Your goal: Pictures don't belong in the copy; print all the records exactly.

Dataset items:
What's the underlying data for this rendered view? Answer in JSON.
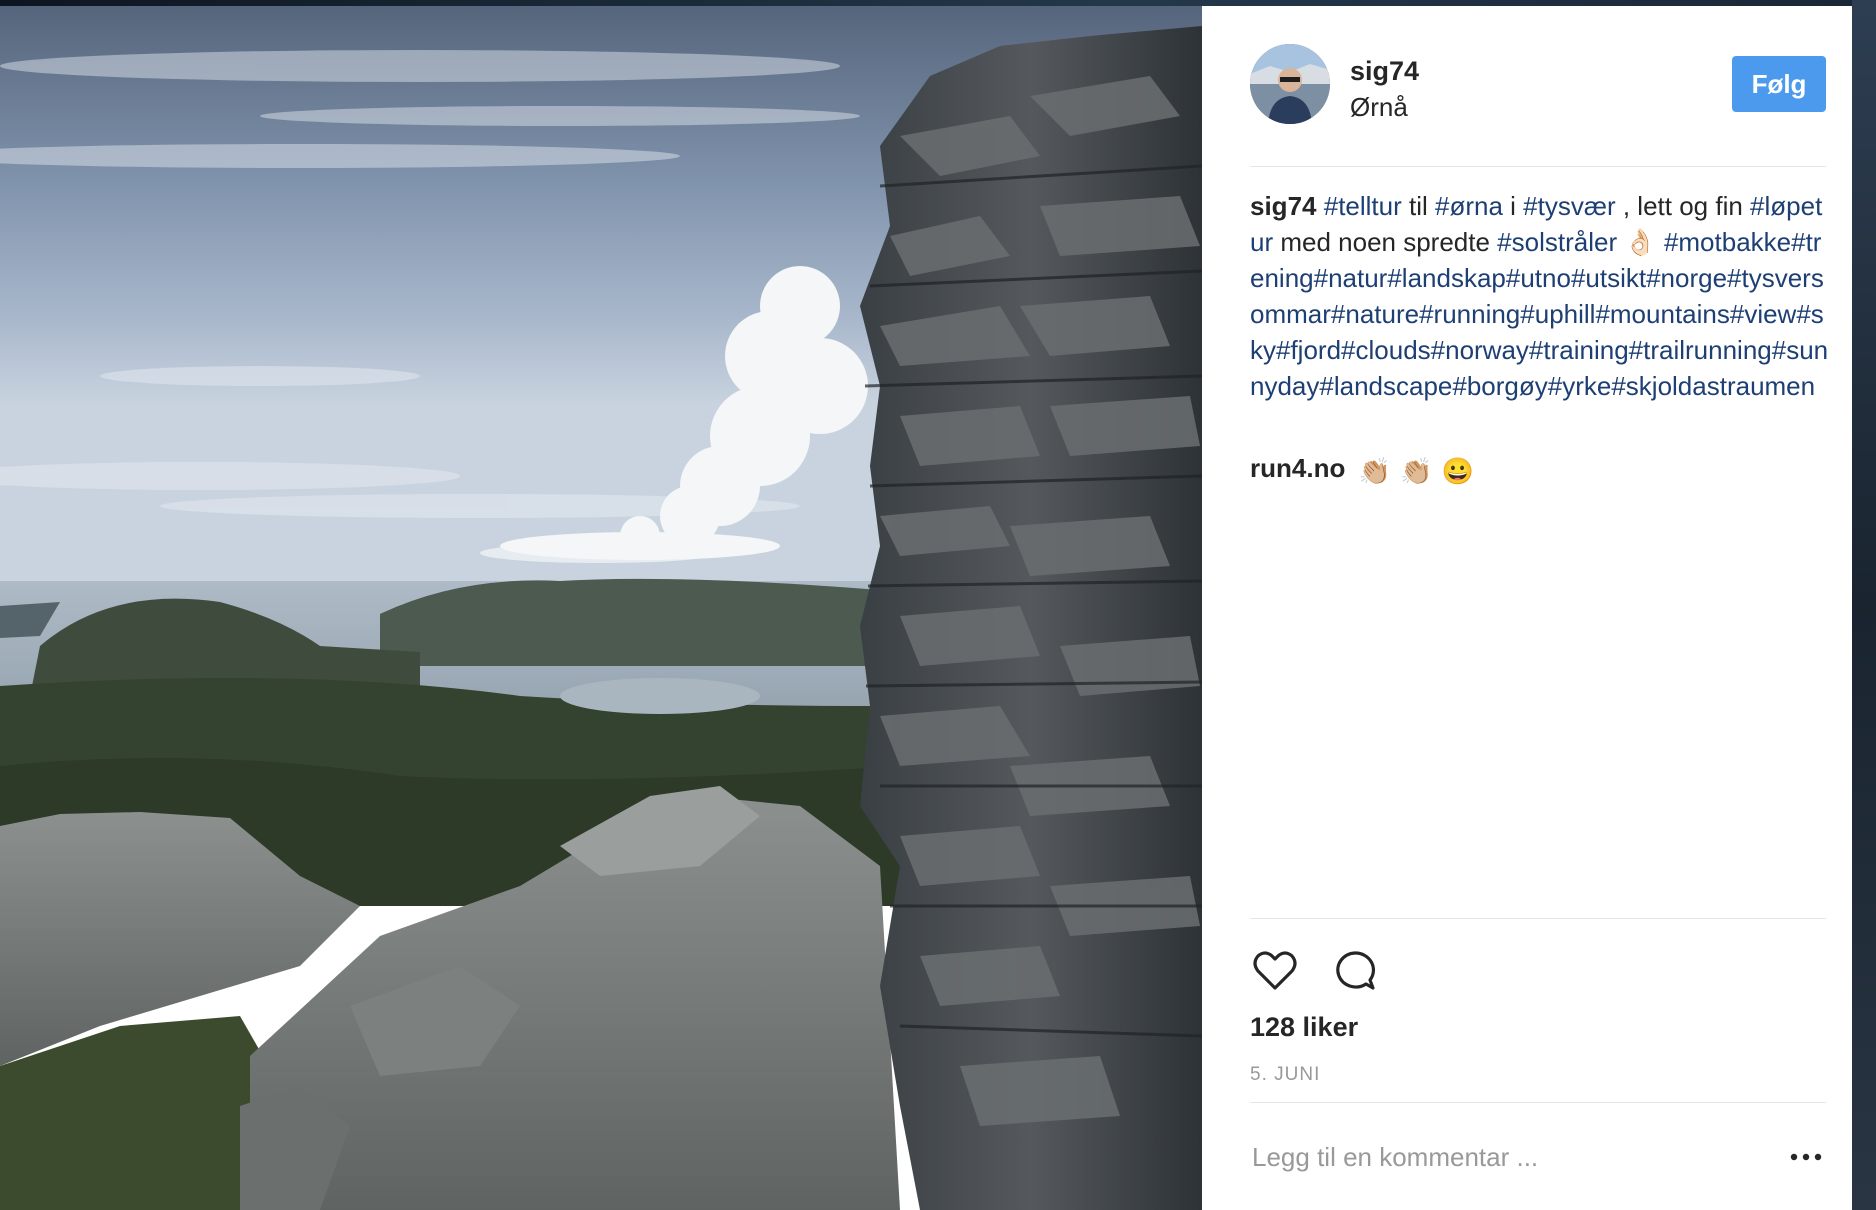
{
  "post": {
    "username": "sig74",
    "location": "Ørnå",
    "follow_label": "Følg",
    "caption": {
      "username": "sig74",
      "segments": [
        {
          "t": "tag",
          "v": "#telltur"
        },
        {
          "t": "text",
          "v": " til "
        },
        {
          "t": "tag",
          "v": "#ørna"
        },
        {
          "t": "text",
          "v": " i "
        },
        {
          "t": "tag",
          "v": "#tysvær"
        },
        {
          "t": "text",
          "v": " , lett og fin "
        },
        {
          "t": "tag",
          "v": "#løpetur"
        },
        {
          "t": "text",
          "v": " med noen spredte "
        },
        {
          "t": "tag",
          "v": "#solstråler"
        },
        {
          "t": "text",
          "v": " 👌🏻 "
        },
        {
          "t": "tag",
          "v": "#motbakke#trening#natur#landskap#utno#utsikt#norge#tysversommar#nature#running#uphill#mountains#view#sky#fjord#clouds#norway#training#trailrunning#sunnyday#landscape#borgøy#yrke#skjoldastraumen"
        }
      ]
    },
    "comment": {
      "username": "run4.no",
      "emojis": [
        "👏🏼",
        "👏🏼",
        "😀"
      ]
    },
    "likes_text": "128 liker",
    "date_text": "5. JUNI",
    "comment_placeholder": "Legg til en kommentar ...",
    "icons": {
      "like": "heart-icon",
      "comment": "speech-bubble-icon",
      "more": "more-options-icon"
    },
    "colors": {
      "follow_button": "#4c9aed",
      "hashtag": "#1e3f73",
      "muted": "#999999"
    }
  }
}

Complete answer:
What's the underlying data for this rendered view? Answer in JSON.
{
  "post": {
    "username": "sig74",
    "location": "Ørnå",
    "follow_label": "Følg",
    "caption": {
      "username": "sig74",
      "segments": [
        {
          "t": "tag",
          "v": "#telltur"
        },
        {
          "t": "text",
          "v": " til "
        },
        {
          "t": "tag",
          "v": "#ørna"
        },
        {
          "t": "text",
          "v": " i "
        },
        {
          "t": "tag",
          "v": "#tysvær"
        },
        {
          "t": "text",
          "v": " , lett og fin "
        },
        {
          "t": "tag",
          "v": "#løpetur"
        },
        {
          "t": "text",
          "v": " med noen spredte "
        },
        {
          "t": "tag",
          "v": "#solstråler"
        },
        {
          "t": "text",
          "v": " 👌🏻 "
        },
        {
          "t": "tag",
          "v": "#motbakke#trening#natur#landskap#utno#utsikt#norge#tysversommar#nature#running#uphill#mountains#view#sky#fjord#clouds#norway#training#trailrunning#sunnyday#landscape#borgøy#yrke#skjoldastraumen"
        }
      ]
    },
    "comment": {
      "username": "run4.no",
      "emojis": [
        "👏🏼",
        "👏🏼",
        "😀"
      ]
    },
    "likes_text": "128 liker",
    "date_text": "5. JUNI",
    "comment_placeholder": "Legg til en kommentar ...",
    "icons": {
      "like": "heart-icon",
      "comment": "speech-bubble-icon",
      "more": "more-options-icon"
    },
    "colors": {
      "follow_button": "#4c9aed",
      "hashtag": "#1e3f73",
      "muted": "#999999"
    }
  }
}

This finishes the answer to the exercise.